## Collected data

+++++

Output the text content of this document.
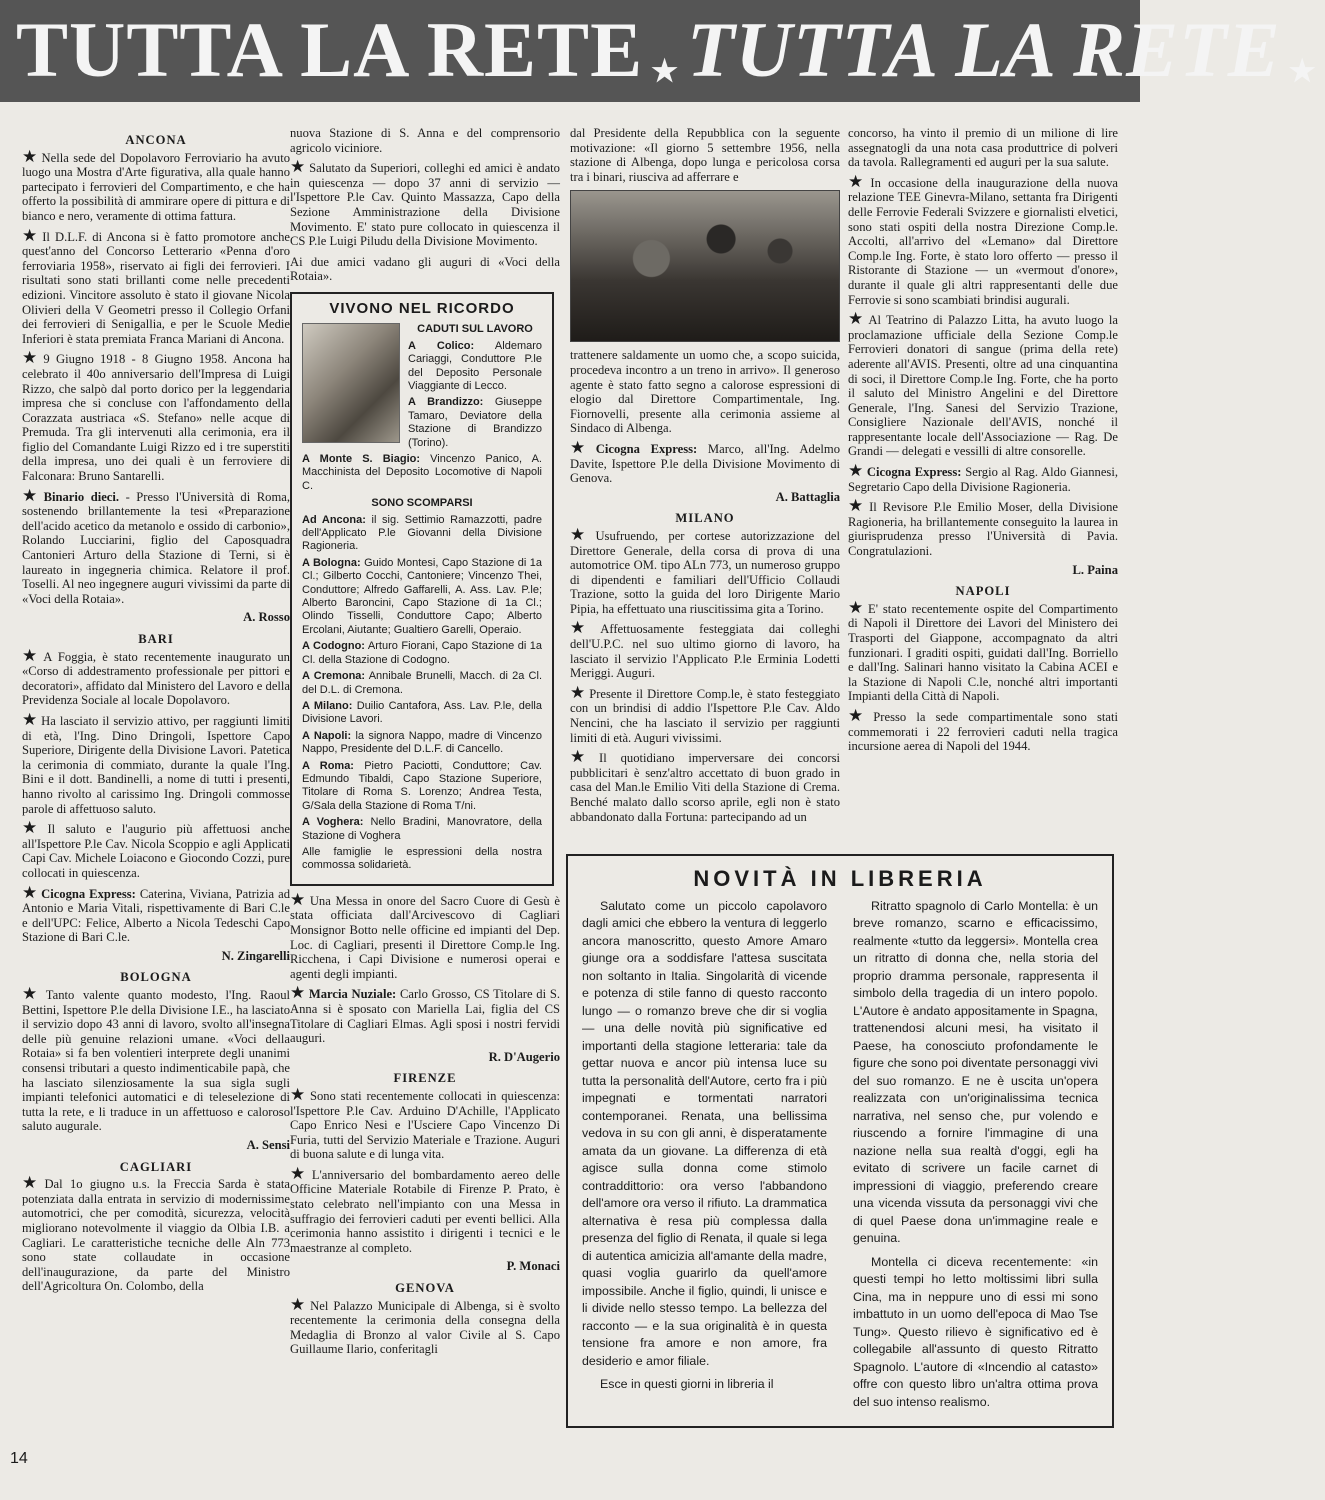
TUTTA LA RETE ★ TUTTA LA RETE ★
ANCONA
★ Nella sede del Dopolavoro Ferroviario ha avuto luogo una Mostra d'Arte figurativa, alla quale hanno partecipato i ferrovieri del Compartimento, e che ha offerto la possibilità di ammirare opere di pittura e di bianco e nero, veramente di ottima fattura.
★ Il D.L.F. di Ancona si è fatto promotore anche quest'anno del Concorso Letterario «Penna d'oro ferroviaria 1958», riservato ai figli dei ferrovieri. I risultati sono stati brillanti come nelle precedenti edizioni. Vincitore assoluto è stato il giovane Nicola Olivieri della V Geometri presso il Collegio Orfani dei ferrovieri di Senigallia, e per le Scuole Medie Inferiori è stata premiata Franca Mariani di Ancona.
★ 9 Giugno 1918 - 8 Giugno 1958. Ancona ha celebrato il 40o anniversario dell'Impresa di Luigi Rizzo, che salpò dal porto dorico per la leggendaria impresa che si concluse con l'affondamento della Corazzata austriaca «S. Stefano» nelle acque di Premuda. Tra gli intervenuti alla cerimonia, era il figlio del Comandante Luigi Rizzo ed i tre superstiti della impresa, uno dei quali è un ferroviere di Falconara: Bruno Santarelli.
★ Binario dieci. - Presso l'Università di Roma, sostenendo brillantemente la tesi «Preparazione dell'acido acetico da metanolo e ossido di carbonio», Rolando Lucciarini, figlio del Caposquadra Cantonieri Arturo della Stazione di Terni, si è laureato in ingegneria chimica. Relatore il prof. Toselli. Al neo ingegnere auguri vivissimi da parte di «Voci della Rotaia».
A. Rosso
BARI
★ A Foggia, è stato recentemente inaugurato un «Corso di addestramento professionale per pittori e decoratori», affidato dal Ministero del Lavoro e della Previdenza Sociale al locale Dopolavoro.
★ Ha lasciato il servizio attivo, per raggiunti limiti di età, l'Ing. Dino Dringoli, Ispettore Capo Superiore, Dirigente della Divisione Lavori. Patetica la cerimonia di commiato, durante la quale l'Ing. Bini e il dott. Bandinelli, a nome di tutti i presenti, hanno rivolto al carissimo Ing. Dringoli commosse parole di affettuoso saluto.
★ Il saluto e l'augurio più affettuosi anche all'Ispettore P.le Cav. Nicola Scoppio e agli Applicati Capi Cav. Michele Loiacono e Giocondo Cozzi, pure collocati in quiescenza.
★ Cicogna Express: Caterina, Viviana, Patrizia ad Antonio e Maria Vitali, rispettivamente di Bari C.le e dell'UPC: Felice, Alberto a Nicola Tedeschi Capo Stazione di Bari C.le.
N. Zingarelli
BOLOGNA
★ Tanto valente quanto modesto, l'Ing. Raoul Bettini, Ispettore P.le della Divisione I.E., ha lasciato il servizio dopo 43 anni di lavoro, svolto all'insegna delle più genuine relazioni umane. «Voci della Rotaia» si fa ben volentieri interprete degli unanimi consensi tributari a questo indimenticabile papà, che ha lasciato silenziosamente la sua sigla sugli impianti telefonici automatici e di teleselezione di tutta la rete, e li traduce in un affettuoso e caloroso saluto augurale.
A. Sensi
CAGLIARI
★ Dal 1o giugno u.s. la Freccia Sarda è stata potenziata dalla entrata in servizio di modernissime automotrici, che per comodità, sicurezza, velocità migliorano notevolmente il viaggio da Olbia I.B. a Cagliari. Le caratteristiche tecniche delle Aln 773 sono state collaudate in occasione dell'inaugurazione, da parte del Ministro dell'Agricoltura On. Colombo, della
nuova Stazione di S. Anna e del comprensorio agricolo viciniore.
★ Salutato da Superiori, colleghi ed amici è andato in quiescenza — dopo 37 anni di servizio — l'Ispettore P.le Cav. Quinto Massazza, Capo della Sezione Amministrazione della Divisione Movimento. E' stato pure collocato in quiescenza il CS P.le Luigi Piludu della Divisione Movimento.
Ai due amici vadano gli auguri di «Voci della Rotaia».
VIVONO NEL RICORDO
CADUTI SUL LAVORO
A Colico: Aldemaro Cariaggi, Conduttore P.le del Deposito Personale Viaggiante di Lecco.
A Brandizzo: Giuseppe Tamaro, Deviatore della Stazione di Brandizzo (Torino).
A Monte S. Biagio: Vincenzo Panico, A. Macchinista del Deposito Locomotive di Napoli C.
SONO SCOMPARSI
Ad Ancona: il sig. Settimio Ramazzotti, padre dell'Applicato P.le Giovanni della Divisione Ragioneria.
A Bologna: Guido Montesi, Capo Stazione di 1a Cl.; Gilberto Cocchi, Cantoniere; Vincenzo Thei, Conduttore; Alfredo Gaffarelli, A. Ass. Lav. P.le; Alberto Baroncini, Capo Stazione di 1a Cl.; Olindo Tisselli, Conduttore Capo; Alberto Ercolani, Aiutante; Gualtiero Garelli, Operaio.
A Codogno: Arturo Fiorani, Capo Stazione di 1a Cl. della Stazione di Codogno.
A Cremona: Annibale Brunelli, Macch. di 2a Cl. del D.L. di Cremona.
A Milano: Duilio Cantafora, Ass. Lav. P.le, della Divisione Lavori.
A Napoli: la signora Nappo, madre di Vincenzo Nappo, Presidente del D.L.F. di Cancello.
A Roma: Pietro Paciotti, Conduttore; Cav. Edmundo Tibaldi, Capo Stazione Superiore, Titolare di Roma S. Lorenzo; Andrea Testa, G/Sala della Stazione di Roma T/ni.
A Voghera: Nello Bradini, Manovratore, della Stazione di Voghera
Alle famiglie le espressioni della nostra commossa solidarietà.
★ Una Messa in onore del Sacro Cuore di Gesù è stata officiata dall'Arcivescovo di Cagliari Monsignor Botto nelle officine ed impianti del Dep. Loc. di Cagliari, presenti il Direttore Comp.le Ing. Ricchena, i Capi Divisione e numerosi operai e agenti degli impianti.
★ Marcia Nuziale: Carlo Grosso, CS Titolare di S. Anna si è sposato con Mariella Lai, figlia del CS Titolare di Cagliari Elmas. Agli sposi i nostri fervidi auguri.
R. D'Augerio
FIRENZE
★ Sono stati recentemente collocati in quiescenza: l'Ispettore P.le Cav. Arduino D'Achille, l'Applicato Capo Enrico Nesi e l'Usciere Capo Vincenzo Di Furia, tutti del Servizio Materiale e Trazione. Auguri di buona salute e di lunga vita.
★ L'anniversario del bombardamento aereo delle Officine Materiale Rotabile di Firenze P. Prato, è stato celebrato nell'impianto con una Messa in suffragio dei ferrovieri caduti per eventi bellici. Alla cerimonia hanno assistito i dirigenti i tecnici e le maestranze al completo.
P. Monaci
GENOVA
★ Nel Palazzo Municipale di Albenga, si è svolto recentemente la cerimonia della consegna della Medaglia di Bronzo al valor Civile al S. Capo Guillaume Ilario, conferitagli
dal Presidente della Repubblica con la seguente motivazione: «Il giorno 5 settembre 1956, nella stazione di Albenga, dopo lunga e pericolosa corsa tra i binari, riusciva ad afferrare e
trattenere saldamente un uomo che, a scopo suicida, procedeva incontro a un treno in arrivo». Il generoso agente è stato fatto segno a calorose espressioni di elogio dal Direttore Compartimentale, Ing. Fiornovelli, presente alla cerimonia assieme al Sindaco di Albenga.
★ Cicogna Express: Marco, all'Ing. Adelmo Davite, Ispettore P.le della Divisione Movimento di Genova.
A. Battaglia
MILANO
★ Usufruendo, per cortese autorizzazione del Direttore Generale, della corsa di prova di una automotrice OM. tipo ALn 773, un numeroso gruppo di dipendenti e familiari dell'Ufficio Collaudi Trazione, sotto la guida del loro Dirigente Mario Pipia, ha effettuato una riuscitissima gita a Torino.
★ Affettuosamente festeggiata dai colleghi dell'U.P.C. nel suo ultimo giorno di lavoro, ha lasciato il servizio l'Applicato P.le Erminia Lodetti Meriggi. Auguri.
★ Presente il Direttore Comp.le, è stato festeggiato con un brindisi di addio l'Ispettore P.le Cav. Aldo Nencini, che ha lasciato il servizio per raggiunti limiti di età. Auguri vivissimi.
★ Il quotidiano imperversare dei concorsi pubblicitari è senz'altro accettato di buon grado in casa del Man.le Emilio Viti della Stazione di Crema. Benché malato dallo scorso aprile, egli non è stato abbandonato dalla Fortuna: partecipando ad un
concorso, ha vinto il premio di un milione di lire assegnatogli da una nota casa produttrice di polveri da tavola. Rallegramenti ed auguri per la sua salute.
★ In occasione della inaugurazione della nuova relazione TEE Ginevra-Milano, settanta fra Dirigenti delle Ferrovie Federali Svizzere e giornalisti elvetici, sono stati ospiti della nostra Direzione Comp.le. Accolti, all'arrivo del «Lemano» dal Direttore Comp.le Ing. Forte, è stato loro offerto — presso il Ristorante di Stazione — un «vermout d'onore», durante il quale gli altri rappresentanti delle due Ferrovie si sono scambiati brindisi augurali.
★ Al Teatrino di Palazzo Litta, ha avuto luogo la proclamazione ufficiale della Sezione Comp.le Ferrovieri donatori di sangue (prima della rete) aderente all'AVIS. Presenti, oltre ad una cinquantina di soci, il Direttore Comp.le Ing. Forte, che ha porto il saluto del Ministro Angelini e del Direttore Generale, l'Ing. Sanesi del Servizio Trazione, Consigliere Nazionale dell'AVIS, nonché il rappresentante locale dell'Associazione — Rag. De Grandi — delegati e vessilli di altre consorelle.
★ Cicogna Express: Sergio al Rag. Aldo Giannesi, Segretario Capo della Divisione Ragioneria.
★ Il Revisore P.le Emilio Moser, della Divisione Ragioneria, ha brillantemente conseguito la laurea in giurisprudenza presso l'Università di Pavia. Congratulazioni.
L. Paina
NAPOLI
★ E' stato recentemente ospite del Compartimento di Napoli il Direttore dei Lavori del Ministero dei Trasporti del Giappone, accompagnato da altri funzionari. I graditi ospiti, guidati dall'Ing. Borriello e dall'Ing. Salinari hanno visitato la Cabina ACEI e la Stazione di Napoli C.le, nonché altri importanti Impianti della Città di Napoli.
★ Presso la sede compartimentale sono stati commemorati i 22 ferrovieri caduti nella tragica incursione aerea di Napoli del 1944.
NOVITÀ IN LIBRERIA

Salutato come un piccolo capolavoro dagli amici che ebbero la ventura di leggerlo ancora manoscritto, questo Amore Amaro giunge ora a soddisfare l'attesa suscitata non soltanto in Italia. Singolarità di vicende e potenza di stile fanno di questo racconto lungo — o romanzo breve che dir si voglia — una delle novità più significative ed importanti della stagione letteraria: tale da gettar nuova e ancor più intensa luce su tutta la personalità dell'Autore, certo fra i più impegnati e tormentati narratori contemporanei. Renata, una bellissima vedova in su con gli anni, è disperatamente amata da un giovane. La differenza di età agisce sulla donna come stimolo contraddittorio: ora verso l'abbandono dell'amore ora verso il rifiuto. La drammatica alternativa è resa più complessa dalla presenza del figlio di Renata, il quale si lega di autentica amicizia all'amante della madre, quasi voglia guarirlo da quell'amore impossibile. Anche il figlio, quindi, li unisce e li divide nello stesso tempo. La bellezza del racconto — e la sua originalità è in questa tensione fra amore e non amore, fra desiderio e amor filiale.

Esce in questi giorni in libreria il

Ritratto spagnolo di Carlo Montella: è un breve romanzo, scarno e efficacissimo, realmente «tutto da leggersi». Montella crea un ritratto di donna che, nella storia del proprio dramma personale, rappresenta il simbolo della tragedia di un intero popolo. L'Autore è andato appositamente in Spagna, trattenendosi alcuni mesi, ha visitato il Paese, ha conosciuto profondamente le figure che sono poi diventate personaggi vivi del suo romanzo. E ne è uscita un'opera realizzata con un'originalissima tecnica narrativa, nel senso che, pur volendo e riuscendo a fornire l'immagine di una nazione nella sua realtà d'oggi, egli ha evitato di scrivere un facile carnet di impressioni di viaggio, preferendo creare una vicenda vissuta da personaggi vivi che di quel Paese dona un'immagine reale e genuina.

Montella ci diceva recentemente: «in questi tempi ho letto moltissimi libri sulla Cina, ma in neppure uno di essi mi sono imbattuto in un uomo dell'epoca di Mao Tse Tung». Questo rilievo è significativo ed è collegabile all'assunto di questo Ritratto Spagnolo. L'autore di «Incendio al catasto» offre con questo libro un'altra ottima prova del suo intenso realismo.

14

+++++

## Goal
Extract all lines of the records above that include "Palazzo".

## Reply
★ Nel Palazzo Municipale di Albenga, si è svolto recentemente la cerimonia della consegna della Medaglia di Bronzo al valor Civile al S. Capo Guillaume Ilario, conferitagli
★ Al Teatrino di Palazzo Litta, ha avuto luogo la proclamazione ufficiale della Sezione Comp.le Ferrovieri donatori di sangue (prima della rete) aderente all'AVIS. Presenti, oltre ad una cinquantina di soci, il Direttore Comp.le Ing. Forte, che ha porto il saluto del Ministro Angelini e del Direttore Generale, l'Ing. Sanesi del Servizio Trazione, Consigliere Nazionale dell'AVIS, nonché il rappresentante locale dell'Associazione — Rag. De Grandi — delegati e vessilli di altre consorelle.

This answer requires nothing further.